Each line containing the word "지도한다" needs to be copied.

**THE DATA**:
────────────────────
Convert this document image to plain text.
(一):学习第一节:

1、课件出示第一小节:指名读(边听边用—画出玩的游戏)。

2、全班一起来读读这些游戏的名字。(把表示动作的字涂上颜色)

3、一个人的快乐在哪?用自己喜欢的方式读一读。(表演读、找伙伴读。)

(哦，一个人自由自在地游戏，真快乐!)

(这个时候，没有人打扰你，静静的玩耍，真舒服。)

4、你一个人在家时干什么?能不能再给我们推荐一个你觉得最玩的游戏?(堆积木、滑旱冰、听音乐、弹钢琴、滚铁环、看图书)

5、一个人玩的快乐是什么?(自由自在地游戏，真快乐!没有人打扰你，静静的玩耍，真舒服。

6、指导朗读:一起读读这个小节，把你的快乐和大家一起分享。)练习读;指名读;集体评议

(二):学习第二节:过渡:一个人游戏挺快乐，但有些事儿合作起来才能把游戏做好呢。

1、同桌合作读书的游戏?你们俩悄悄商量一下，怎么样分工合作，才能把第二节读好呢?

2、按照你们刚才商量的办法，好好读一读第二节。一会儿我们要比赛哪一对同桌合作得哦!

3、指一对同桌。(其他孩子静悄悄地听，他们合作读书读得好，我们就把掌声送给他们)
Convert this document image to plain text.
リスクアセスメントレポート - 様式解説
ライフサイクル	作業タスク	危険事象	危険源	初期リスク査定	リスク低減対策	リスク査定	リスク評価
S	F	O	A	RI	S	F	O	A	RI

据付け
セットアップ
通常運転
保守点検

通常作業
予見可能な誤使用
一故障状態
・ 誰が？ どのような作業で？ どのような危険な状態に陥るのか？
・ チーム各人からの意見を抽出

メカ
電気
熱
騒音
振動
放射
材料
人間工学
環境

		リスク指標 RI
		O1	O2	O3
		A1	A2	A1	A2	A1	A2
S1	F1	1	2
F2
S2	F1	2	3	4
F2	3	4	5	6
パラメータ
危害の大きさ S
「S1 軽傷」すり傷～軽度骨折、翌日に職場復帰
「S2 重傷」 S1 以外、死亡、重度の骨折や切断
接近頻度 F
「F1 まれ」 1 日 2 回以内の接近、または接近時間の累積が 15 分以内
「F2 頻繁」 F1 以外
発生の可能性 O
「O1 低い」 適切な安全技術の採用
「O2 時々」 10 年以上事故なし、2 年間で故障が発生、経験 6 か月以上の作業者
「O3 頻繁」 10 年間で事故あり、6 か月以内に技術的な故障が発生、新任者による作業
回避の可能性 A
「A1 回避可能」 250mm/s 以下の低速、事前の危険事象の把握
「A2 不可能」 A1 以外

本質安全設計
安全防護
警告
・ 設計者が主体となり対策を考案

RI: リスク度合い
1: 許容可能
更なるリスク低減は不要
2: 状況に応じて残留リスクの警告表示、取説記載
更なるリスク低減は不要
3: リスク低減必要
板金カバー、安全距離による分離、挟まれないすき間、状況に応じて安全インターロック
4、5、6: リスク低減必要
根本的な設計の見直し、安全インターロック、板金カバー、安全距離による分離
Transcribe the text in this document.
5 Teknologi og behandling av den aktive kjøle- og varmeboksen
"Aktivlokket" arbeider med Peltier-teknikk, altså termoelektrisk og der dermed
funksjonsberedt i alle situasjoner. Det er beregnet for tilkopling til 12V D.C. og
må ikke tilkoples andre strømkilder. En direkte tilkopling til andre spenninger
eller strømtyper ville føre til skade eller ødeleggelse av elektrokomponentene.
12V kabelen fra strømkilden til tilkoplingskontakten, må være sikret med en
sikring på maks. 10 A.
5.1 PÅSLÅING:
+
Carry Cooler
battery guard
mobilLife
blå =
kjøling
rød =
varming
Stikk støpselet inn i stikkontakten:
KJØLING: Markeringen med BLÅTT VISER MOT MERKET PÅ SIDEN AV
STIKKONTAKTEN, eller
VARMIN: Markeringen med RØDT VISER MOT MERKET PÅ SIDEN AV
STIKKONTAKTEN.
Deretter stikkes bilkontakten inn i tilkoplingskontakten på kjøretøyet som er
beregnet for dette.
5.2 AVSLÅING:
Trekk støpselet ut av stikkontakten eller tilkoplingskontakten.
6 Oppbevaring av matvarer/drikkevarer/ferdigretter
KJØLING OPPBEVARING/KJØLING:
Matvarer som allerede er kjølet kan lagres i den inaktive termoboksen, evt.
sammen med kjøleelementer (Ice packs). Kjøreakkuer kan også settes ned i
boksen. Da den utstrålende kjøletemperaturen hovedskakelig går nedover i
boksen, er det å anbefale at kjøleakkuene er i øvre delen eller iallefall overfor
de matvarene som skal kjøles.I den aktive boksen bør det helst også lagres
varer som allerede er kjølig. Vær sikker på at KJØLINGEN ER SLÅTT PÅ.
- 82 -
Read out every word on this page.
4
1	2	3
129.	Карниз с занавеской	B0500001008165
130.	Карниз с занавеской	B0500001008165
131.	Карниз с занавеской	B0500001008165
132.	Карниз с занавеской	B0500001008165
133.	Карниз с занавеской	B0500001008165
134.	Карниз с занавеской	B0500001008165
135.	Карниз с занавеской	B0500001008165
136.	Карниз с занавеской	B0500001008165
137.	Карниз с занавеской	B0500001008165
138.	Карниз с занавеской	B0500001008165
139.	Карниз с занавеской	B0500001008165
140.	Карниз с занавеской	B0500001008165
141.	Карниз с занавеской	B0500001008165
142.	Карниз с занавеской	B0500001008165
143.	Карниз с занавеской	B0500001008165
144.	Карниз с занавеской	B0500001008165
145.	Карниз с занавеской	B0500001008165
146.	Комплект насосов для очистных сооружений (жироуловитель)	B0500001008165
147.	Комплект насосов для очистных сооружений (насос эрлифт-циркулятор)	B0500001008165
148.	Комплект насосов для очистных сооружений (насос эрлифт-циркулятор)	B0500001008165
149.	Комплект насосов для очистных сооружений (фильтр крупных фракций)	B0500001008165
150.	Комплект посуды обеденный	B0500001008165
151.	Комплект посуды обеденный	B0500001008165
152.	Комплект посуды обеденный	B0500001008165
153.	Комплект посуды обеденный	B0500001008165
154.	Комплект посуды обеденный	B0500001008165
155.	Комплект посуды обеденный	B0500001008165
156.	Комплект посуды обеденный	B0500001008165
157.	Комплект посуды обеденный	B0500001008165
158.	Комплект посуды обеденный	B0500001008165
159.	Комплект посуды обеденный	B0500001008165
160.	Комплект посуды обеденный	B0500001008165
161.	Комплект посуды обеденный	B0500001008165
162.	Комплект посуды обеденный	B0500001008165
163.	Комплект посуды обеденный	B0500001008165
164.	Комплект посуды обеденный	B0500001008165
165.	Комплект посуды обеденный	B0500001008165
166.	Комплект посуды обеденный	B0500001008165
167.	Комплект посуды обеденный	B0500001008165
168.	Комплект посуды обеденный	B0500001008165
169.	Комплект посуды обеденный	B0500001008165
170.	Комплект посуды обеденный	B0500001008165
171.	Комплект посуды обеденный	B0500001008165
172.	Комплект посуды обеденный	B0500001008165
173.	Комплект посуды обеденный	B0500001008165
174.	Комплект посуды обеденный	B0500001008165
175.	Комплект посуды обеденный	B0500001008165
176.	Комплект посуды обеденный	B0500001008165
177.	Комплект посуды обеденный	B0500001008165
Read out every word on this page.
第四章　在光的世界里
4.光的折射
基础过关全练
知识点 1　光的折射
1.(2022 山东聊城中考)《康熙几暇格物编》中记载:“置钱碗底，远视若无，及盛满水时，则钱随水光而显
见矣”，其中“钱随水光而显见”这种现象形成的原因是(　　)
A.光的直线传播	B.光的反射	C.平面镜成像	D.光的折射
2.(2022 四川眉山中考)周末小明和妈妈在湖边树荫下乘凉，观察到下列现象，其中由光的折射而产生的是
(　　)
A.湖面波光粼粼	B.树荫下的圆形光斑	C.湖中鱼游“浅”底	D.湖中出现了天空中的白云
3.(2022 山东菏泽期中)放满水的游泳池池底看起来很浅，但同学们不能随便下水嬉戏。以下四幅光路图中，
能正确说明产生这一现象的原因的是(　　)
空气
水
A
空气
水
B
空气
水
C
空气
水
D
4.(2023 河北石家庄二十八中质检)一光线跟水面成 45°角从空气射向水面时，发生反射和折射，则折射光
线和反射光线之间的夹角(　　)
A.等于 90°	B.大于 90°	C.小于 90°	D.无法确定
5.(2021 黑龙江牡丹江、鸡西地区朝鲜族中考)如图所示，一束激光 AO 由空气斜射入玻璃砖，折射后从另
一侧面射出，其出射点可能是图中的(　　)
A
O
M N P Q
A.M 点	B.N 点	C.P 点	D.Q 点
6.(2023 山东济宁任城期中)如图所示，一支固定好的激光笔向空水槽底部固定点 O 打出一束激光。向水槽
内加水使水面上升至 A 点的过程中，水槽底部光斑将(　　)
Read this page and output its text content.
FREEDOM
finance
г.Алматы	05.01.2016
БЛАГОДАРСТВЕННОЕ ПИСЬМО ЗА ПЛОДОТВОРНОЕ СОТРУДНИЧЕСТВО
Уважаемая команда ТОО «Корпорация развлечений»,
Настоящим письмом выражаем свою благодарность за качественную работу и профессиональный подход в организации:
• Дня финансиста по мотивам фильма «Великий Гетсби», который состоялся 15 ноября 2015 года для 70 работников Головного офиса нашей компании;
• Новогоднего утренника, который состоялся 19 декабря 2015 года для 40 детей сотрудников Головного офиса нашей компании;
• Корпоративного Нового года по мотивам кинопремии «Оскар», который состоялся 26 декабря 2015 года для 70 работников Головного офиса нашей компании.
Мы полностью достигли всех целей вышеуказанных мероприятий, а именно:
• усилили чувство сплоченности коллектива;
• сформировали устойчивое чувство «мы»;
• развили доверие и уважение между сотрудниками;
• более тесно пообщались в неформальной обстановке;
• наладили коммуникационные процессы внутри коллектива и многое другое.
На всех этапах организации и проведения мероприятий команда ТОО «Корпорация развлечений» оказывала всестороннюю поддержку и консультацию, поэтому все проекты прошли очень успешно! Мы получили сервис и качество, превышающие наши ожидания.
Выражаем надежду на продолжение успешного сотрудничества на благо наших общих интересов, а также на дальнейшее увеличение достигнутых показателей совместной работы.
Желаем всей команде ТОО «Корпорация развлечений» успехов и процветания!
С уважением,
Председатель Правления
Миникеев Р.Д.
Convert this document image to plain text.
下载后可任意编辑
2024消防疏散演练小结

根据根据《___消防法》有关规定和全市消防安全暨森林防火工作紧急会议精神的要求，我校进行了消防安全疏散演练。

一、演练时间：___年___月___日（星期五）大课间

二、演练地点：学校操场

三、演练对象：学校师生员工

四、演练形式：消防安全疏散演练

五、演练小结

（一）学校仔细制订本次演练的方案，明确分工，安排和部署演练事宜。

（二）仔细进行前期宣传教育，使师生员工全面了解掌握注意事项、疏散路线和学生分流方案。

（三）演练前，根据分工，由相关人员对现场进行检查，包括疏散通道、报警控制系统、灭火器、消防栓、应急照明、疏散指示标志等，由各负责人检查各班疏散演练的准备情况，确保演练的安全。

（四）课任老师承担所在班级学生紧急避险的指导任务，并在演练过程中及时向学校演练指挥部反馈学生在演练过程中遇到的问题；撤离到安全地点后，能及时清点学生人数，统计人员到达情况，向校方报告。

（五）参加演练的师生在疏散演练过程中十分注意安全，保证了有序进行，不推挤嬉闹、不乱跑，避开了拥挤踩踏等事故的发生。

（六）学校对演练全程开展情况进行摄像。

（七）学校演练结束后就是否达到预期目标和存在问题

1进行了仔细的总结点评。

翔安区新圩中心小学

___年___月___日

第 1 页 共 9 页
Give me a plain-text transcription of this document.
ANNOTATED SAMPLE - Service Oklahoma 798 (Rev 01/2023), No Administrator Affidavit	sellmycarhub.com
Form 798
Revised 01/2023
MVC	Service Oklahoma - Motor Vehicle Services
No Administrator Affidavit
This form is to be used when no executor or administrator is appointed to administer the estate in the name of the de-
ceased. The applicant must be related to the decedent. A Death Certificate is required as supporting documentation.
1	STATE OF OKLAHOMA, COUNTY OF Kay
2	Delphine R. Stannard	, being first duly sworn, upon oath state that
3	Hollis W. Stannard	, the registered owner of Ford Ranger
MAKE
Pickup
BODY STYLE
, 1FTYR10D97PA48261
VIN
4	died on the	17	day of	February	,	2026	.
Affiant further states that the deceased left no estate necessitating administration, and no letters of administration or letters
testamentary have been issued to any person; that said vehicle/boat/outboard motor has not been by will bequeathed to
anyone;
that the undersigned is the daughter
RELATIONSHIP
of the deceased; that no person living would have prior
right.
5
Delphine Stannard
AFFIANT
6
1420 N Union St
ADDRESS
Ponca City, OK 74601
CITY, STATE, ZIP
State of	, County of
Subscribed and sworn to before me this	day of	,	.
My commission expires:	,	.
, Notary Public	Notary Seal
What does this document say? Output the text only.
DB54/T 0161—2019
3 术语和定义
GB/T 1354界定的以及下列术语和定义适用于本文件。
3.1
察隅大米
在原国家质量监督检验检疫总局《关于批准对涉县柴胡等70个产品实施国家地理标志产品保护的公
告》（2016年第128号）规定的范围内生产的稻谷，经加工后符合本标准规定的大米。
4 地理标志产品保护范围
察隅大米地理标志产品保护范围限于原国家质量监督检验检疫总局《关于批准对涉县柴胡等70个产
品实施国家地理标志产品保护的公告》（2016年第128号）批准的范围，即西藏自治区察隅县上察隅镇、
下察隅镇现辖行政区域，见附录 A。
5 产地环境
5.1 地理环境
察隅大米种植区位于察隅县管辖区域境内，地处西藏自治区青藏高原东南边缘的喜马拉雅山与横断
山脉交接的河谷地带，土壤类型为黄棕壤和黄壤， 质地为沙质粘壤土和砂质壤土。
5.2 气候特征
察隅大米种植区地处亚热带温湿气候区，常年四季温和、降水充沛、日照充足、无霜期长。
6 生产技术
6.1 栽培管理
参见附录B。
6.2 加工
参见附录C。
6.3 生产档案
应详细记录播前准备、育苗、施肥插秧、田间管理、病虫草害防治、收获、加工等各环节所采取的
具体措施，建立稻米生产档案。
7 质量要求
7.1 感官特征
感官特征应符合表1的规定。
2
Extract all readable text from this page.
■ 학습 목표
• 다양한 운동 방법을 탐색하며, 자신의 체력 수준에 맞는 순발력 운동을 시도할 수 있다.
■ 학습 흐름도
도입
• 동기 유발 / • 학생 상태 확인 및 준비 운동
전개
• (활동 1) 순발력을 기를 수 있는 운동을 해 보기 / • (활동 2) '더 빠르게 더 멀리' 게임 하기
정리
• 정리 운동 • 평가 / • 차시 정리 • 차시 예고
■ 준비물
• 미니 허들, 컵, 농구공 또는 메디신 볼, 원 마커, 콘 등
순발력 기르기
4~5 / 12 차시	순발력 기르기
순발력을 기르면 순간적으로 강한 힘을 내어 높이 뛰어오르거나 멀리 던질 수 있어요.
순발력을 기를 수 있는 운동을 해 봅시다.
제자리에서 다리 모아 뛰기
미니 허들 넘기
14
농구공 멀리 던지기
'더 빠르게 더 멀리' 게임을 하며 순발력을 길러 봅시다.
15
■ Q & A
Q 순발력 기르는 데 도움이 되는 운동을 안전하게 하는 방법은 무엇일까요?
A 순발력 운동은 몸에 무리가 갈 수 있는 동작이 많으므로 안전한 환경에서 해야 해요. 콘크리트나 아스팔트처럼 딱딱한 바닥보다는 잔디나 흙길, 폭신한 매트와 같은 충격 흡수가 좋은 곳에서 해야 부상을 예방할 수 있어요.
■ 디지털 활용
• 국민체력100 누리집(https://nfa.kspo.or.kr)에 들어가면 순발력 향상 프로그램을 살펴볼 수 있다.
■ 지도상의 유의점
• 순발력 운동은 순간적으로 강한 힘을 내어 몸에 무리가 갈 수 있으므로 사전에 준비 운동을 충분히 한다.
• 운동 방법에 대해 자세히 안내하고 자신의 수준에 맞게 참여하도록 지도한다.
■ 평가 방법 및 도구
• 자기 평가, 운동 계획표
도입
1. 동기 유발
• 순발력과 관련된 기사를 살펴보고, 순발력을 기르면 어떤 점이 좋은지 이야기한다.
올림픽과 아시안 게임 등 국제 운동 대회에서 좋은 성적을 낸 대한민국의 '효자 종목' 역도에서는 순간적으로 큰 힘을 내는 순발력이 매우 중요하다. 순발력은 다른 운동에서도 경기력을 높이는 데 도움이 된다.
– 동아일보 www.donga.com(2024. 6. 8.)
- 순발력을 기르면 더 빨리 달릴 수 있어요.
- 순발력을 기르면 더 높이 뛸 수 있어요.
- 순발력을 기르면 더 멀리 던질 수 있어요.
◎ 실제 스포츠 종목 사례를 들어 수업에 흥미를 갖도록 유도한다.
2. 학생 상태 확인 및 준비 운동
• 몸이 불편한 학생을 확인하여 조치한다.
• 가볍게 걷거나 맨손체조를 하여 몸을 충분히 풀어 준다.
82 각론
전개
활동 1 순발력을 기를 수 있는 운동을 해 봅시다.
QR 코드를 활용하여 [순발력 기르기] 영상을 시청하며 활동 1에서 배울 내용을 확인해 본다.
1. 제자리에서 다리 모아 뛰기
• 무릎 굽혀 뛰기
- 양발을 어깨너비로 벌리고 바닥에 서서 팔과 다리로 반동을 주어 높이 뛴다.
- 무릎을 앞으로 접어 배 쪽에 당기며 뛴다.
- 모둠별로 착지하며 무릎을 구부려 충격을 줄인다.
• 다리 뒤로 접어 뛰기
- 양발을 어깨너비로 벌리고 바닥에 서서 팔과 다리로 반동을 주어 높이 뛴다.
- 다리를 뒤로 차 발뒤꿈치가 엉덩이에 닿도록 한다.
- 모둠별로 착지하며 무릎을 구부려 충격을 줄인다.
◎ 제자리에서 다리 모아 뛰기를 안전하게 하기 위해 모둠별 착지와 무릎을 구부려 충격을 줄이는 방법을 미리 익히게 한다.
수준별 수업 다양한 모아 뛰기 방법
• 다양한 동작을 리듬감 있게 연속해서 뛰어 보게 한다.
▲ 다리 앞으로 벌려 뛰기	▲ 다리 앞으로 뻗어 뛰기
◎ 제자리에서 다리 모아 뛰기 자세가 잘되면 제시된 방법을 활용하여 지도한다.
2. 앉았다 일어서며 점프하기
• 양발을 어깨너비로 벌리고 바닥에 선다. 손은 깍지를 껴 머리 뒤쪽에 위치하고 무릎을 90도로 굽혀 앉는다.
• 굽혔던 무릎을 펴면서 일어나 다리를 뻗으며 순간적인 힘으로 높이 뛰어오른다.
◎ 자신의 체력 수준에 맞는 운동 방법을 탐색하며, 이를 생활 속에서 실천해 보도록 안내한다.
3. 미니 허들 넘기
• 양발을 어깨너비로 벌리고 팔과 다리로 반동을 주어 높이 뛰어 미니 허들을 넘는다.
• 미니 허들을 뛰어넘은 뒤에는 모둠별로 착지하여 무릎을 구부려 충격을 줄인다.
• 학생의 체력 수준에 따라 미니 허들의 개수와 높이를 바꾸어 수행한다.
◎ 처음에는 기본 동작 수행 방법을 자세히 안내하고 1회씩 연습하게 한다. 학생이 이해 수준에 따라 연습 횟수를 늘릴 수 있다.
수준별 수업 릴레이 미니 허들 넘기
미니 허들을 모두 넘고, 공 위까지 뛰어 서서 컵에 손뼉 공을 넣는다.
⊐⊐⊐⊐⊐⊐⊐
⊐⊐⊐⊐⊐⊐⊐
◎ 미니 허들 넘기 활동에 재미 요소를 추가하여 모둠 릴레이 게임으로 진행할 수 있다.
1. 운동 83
────────────────────
**COMPLETE RESPONSE**:
• 운동 방법에 대해 자세히 안내하고 자신의 수준에 맞게 참여하도록 지도한다.
◎ 제자리에서 다리 모아 뛰기 자세가 잘되면 제시된 방법을 활용하여 지도한다.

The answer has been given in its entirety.